● **What is being asked**
Beneath this sentence is a set of records; write each of them out exactly.

● **Data supplied**
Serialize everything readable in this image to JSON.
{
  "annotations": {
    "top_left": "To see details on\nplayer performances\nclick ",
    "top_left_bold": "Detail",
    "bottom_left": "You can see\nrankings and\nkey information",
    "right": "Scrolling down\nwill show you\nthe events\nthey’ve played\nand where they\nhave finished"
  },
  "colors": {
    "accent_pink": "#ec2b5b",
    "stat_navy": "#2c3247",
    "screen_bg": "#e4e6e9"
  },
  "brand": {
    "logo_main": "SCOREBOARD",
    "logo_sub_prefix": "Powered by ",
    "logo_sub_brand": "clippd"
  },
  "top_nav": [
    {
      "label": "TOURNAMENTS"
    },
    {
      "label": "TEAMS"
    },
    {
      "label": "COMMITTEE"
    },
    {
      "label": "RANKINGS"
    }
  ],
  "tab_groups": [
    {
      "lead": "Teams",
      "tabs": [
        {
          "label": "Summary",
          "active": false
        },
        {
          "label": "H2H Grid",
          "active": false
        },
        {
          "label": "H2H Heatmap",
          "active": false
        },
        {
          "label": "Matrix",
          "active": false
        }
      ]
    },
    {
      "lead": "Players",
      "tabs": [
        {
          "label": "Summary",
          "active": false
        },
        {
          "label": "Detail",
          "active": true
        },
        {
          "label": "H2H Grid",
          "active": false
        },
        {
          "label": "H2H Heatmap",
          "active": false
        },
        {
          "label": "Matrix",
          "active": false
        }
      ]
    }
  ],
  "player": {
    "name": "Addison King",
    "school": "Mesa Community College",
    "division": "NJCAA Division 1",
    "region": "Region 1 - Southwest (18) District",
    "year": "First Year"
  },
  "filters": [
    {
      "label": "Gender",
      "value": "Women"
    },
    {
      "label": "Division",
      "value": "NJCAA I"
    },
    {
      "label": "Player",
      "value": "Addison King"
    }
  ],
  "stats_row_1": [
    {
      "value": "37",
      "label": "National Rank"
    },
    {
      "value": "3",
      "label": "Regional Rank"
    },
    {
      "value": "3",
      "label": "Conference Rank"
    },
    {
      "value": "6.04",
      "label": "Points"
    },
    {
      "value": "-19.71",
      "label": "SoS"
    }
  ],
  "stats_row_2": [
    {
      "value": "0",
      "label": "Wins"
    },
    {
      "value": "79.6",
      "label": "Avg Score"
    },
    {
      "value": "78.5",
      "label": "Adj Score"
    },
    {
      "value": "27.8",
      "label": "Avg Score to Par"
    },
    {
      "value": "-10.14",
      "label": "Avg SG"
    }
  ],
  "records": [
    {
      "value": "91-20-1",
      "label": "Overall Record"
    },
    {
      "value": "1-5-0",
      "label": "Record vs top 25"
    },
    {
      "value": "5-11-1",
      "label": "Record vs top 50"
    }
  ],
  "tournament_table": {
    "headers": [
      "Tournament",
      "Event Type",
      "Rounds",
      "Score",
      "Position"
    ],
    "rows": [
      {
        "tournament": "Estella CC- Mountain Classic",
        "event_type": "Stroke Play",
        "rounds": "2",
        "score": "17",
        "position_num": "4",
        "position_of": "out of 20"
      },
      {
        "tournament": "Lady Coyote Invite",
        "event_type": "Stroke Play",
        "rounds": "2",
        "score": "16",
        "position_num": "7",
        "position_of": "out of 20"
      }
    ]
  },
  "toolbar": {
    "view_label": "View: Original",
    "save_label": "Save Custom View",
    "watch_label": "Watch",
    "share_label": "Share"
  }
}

● **Worked answer**
Serialize everything readable in this image to JSON.
{
  "annotations": {
    "top_left": "To see details on\nplayer performances\nclick ",
    "top_left_bold": "Detail",
    "bottom_left": "You can see\nrankings and\nkey information",
    "right": "Scrolling down\nwill show you\nthe events\nthey’ve played\nand where they\nhave finished"
  },
  "colors": {
    "accent_pink": "#ec2b5b",
    "stat_navy": "#2c3247",
    "screen_bg": "#e4e6e9"
  },
  "brand": {
    "logo_main": "SCOREBOARD",
    "logo_sub_prefix": "Powered by ",
    "logo_sub_brand": "clippd"
  },
  "top_nav": [
    {
      "label": "TOURNAMENTS"
    },
    {
      "label": "TEAMS"
    },
    {
      "label": "COMMITTEE"
    },
    {
      "label": "RANKINGS"
    }
  ],
  "tab_groups": [
    {
      "lead": "Teams",
      "tabs": [
        {
          "label": "Summary",
          "active": false
        },
        {
          "label": "H2H Grid",
          "active": false
        },
        {
          "label": "H2H Heatmap",
          "active": false
        },
        {
          "label": "Matrix",
          "active": false
        }
      ]
    },
    {
      "lead": "Players",
      "tabs": [
        {
          "label": "Summary",
          "active": false
        },
        {
          "label": "Detail",
          "active": true
        },
        {
          "label": "H2H Grid",
          "active": false
        },
        {
          "label": "H2H Heatmap",
          "active": false
        },
        {
          "label": "Matrix",
          "active": false
        }
      ]
    }
  ],
  "player": {
    "name": "Addison King",
    "school": "Mesa Community College",
    "division": "NJCAA Division 1",
    "region": "Region 1 - Southwest (18) District",
    "year": "First Year"
  },
  "filters": [
    {
      "label": "Gender",
      "value": "Women"
    },
    {
      "label": "Division",
      "value": "NJCAA I"
    },
    {
      "label": "Player",
      "value": "Addison King"
    }
  ],
  "stats_row_1": [
    {
      "value": "37",
      "label": "National Rank"
    },
    {
      "value": "3",
      "label": "Regional Rank"
    },
    {
      "value": "3",
      "label": "Conference Rank"
    },
    {
      "value": "6.04",
      "label": "Points"
    },
    {
      "value": "-19.71",
      "label": "SoS"
    }
  ],
  "stats_row_2": [
    {
      "value": "0",
      "label": "Wins"
    },
    {
      "value": "79.6",
      "label": "Avg Score"
    },
    {
      "value": "78.5",
      "label": "Adj Score"
    },
    {
      "value": "27.8",
      "label": "Avg Score to Par"
    },
    {
      "value": "-10.14",
      "label": "Avg SG"
    }
  ],
  "records": [
    {
      "value": "91-20-1",
      "label": "Overall Record"
    },
    {
      "value": "1-5-0",
      "label": "Record vs top 25"
    },
    {
      "value": "5-11-1",
      "label": "Record vs top 50"
    }
  ],
  "tournament_table": {
    "headers": [
      "Tournament",
      "Event Type",
      "Rounds",
      "Score",
      "Position"
    ],
    "rows": [
      {
        "tournament": "Estella CC- Mountain Classic",
        "event_type": "Stroke Play",
        "rounds": "2",
        "score": "17",
        "position_num": "4",
        "position_of": "out of 20"
      },
      {
        "tournament": "Lady Coyote Invite",
        "event_type": "Stroke Play",
        "rounds": "2",
        "score": "16",
        "position_num": "7",
        "position_of": "out of 20"
      }
    ]
  },
  "toolbar": {
    "view_label": "View: Original",
    "save_label": "Save Custom View",
    "watch_label": "Watch",
    "share_label": "Share"
  }
}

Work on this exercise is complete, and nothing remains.